Short task: Restate the full set of records exactly, word for word.

::::::::

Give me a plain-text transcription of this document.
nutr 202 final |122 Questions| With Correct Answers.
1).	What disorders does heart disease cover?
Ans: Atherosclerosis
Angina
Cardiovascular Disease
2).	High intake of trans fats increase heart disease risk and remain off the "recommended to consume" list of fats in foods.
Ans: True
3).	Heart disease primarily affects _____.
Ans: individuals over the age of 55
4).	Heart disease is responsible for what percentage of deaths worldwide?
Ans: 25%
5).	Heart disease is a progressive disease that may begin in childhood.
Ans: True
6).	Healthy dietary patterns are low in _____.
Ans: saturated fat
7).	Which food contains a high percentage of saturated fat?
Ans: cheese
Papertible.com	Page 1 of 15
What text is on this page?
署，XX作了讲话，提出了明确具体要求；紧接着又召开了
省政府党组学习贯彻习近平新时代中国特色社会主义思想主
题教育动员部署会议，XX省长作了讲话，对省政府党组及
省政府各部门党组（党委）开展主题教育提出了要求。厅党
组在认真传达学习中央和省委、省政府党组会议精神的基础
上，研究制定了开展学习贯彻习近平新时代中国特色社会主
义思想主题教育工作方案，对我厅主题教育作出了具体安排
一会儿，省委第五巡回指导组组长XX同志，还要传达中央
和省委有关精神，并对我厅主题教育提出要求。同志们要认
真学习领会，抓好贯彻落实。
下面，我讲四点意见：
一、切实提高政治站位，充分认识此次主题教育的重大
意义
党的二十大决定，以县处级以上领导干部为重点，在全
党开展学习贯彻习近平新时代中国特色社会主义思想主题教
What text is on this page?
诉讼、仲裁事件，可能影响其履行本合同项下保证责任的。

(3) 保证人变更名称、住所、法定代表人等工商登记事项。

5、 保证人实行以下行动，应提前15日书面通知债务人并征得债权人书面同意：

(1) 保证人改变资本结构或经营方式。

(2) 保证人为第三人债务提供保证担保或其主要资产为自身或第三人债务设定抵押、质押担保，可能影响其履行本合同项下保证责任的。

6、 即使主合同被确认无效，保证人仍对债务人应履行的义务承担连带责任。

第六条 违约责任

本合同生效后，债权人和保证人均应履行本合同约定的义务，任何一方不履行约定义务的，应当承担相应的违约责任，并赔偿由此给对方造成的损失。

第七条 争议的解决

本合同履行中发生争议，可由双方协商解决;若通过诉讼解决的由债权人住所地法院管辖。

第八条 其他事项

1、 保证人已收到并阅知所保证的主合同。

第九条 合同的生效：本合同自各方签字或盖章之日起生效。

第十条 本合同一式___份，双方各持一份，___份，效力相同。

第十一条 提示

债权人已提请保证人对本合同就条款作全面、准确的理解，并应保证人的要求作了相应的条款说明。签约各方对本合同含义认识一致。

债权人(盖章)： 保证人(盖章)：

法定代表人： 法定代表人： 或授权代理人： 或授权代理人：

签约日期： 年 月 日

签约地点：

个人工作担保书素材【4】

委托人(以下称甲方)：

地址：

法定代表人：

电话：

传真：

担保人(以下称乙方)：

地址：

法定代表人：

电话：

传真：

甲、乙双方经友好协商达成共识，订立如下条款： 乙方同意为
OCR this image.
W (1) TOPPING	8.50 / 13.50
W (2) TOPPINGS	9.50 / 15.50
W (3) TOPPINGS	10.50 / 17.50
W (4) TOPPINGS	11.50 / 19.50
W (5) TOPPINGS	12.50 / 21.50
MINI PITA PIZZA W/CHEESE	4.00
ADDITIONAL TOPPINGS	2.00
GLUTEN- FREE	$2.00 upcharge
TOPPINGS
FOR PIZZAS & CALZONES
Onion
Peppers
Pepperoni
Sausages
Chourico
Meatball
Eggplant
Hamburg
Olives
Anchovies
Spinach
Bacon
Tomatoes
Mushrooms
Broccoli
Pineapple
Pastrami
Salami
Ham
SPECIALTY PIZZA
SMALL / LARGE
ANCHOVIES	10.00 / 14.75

::::::::

Exercise output:
Give me a plain-text transcription of this document.
nutr 202 final |122 Questions| With Correct Answers.
1).	What disorders does heart disease cover?
Ans: Atherosclerosis
Angina
Cardiovascular Disease
2).	High intake of trans fats increase heart disease risk and remain off the "recommended to consume" list of fats in foods.
Ans: True
3).	Heart disease primarily affects _____.
Ans: individuals over the age of 55
4).	Heart disease is responsible for what percentage of deaths worldwide?
Ans: 25%
5).	Heart disease is a progressive disease that may begin in childhood.
Ans: True
6).	Healthy dietary patterns are low in _____.
Ans: saturated fat
7).	Which food contains a high percentage of saturated fat?
Ans: cheese
Papertible.com	Page 1 of 15
What text is on this page?
署，XX作了讲话，提出了明确具体要求；紧接着又召开了
省政府党组学习贯彻习近平新时代中国特色社会主义思想主
题教育动员部署会议，XX省长作了讲话，对省政府党组及
省政府各部门党组（党委）开展主题教育提出了要求。厅党
组在认真传达学习中央和省委、省政府党组会议精神的基础
上，研究制定了开展学习贯彻习近平新时代中国特色社会主
义思想主题教育工作方案，对我厅主题教育作出了具体安排
一会儿，省委第五巡回指导组组长XX同志，还要传达中央
和省委有关精神，并对我厅主题教育提出要求。同志们要认
真学习领会，抓好贯彻落实。
下面，我讲四点意见：
一、切实提高政治站位，充分认识此次主题教育的重大
意义
党的二十大决定，以县处级以上领导干部为重点，在全
党开展学习贯彻习近平新时代中国特色社会主义思想主题教
What text is on this page?
诉讼、仲裁事件，可能影响其履行本合同项下保证责任的。

(3) 保证人变更名称、住所、法定代表人等工商登记事项。

5、 保证人实行以下行动，应提前15日书面通知债务人并征得债权人书面同意：

(1) 保证人改变资本结构或经营方式。

(2) 保证人为第三人债务提供保证担保或其主要资产为自身或第三人债务设定抵押、质押担保，可能影响其履行本合同项下保证责任的。

6、 即使主合同被确认无效，保证人仍对债务人应履行的义务承担连带责任。

第六条 违约责任

本合同生效后，债权人和保证人均应履行本合同约定的义务，任何一方不履行约定义务的，应当承担相应的违约责任，并赔偿由此给对方造成的损失。

第七条 争议的解决

本合同履行中发生争议，可由双方协商解决;若通过诉讼解决的由债权人住所地法院管辖。

第八条 其他事项

1、 保证人已收到并阅知所保证的主合同。

第九条 合同的生效：本合同自各方签字或盖章之日起生效。

第十条 本合同一式___份，双方各持一份，___份，效力相同。

第十一条 提示

债权人已提请保证人对本合同就条款作全面、准确的理解，并应保证人的要求作了相应的条款说明。签约各方对本合同含义认识一致。

债权人(盖章)： 保证人(盖章)：

法定代表人： 法定代表人： 或授权代理人： 或授权代理人：

签约日期： 年 月 日

签约地点：

个人工作担保书素材【4】

委托人(以下称甲方)：

地址：

法定代表人：

电话：

传真：

担保人(以下称乙方)：

地址：

法定代表人：

电话：

传真：

甲、乙双方经友好协商达成共识，订立如下条款： 乙方同意为
OCR this image.
W (1) TOPPING	8.50 / 13.50
W (2) TOPPINGS	9.50 / 15.50
W (3) TOPPINGS	10.50 / 17.50
W (4) TOPPINGS	11.50 / 19.50
W (5) TOPPINGS	12.50 / 21.50
MINI PITA PIZZA W/CHEESE	4.00
ADDITIONAL TOPPINGS	2.00
GLUTEN- FREE	$2.00 upcharge
TOPPINGS
FOR PIZZAS & CALZONES
Onion
Peppers
Pepperoni
Sausages
Chourico
Meatball
Eggplant
Hamburg
Olives
Anchovies
Spinach
Bacon
Tomatoes
Mushrooms
Broccoli
Pineapple
Pastrami
Salami
Ham
SPECIALTY PIZZA
SMALL / LARGE
ANCHOVIES	10.00 / 14.75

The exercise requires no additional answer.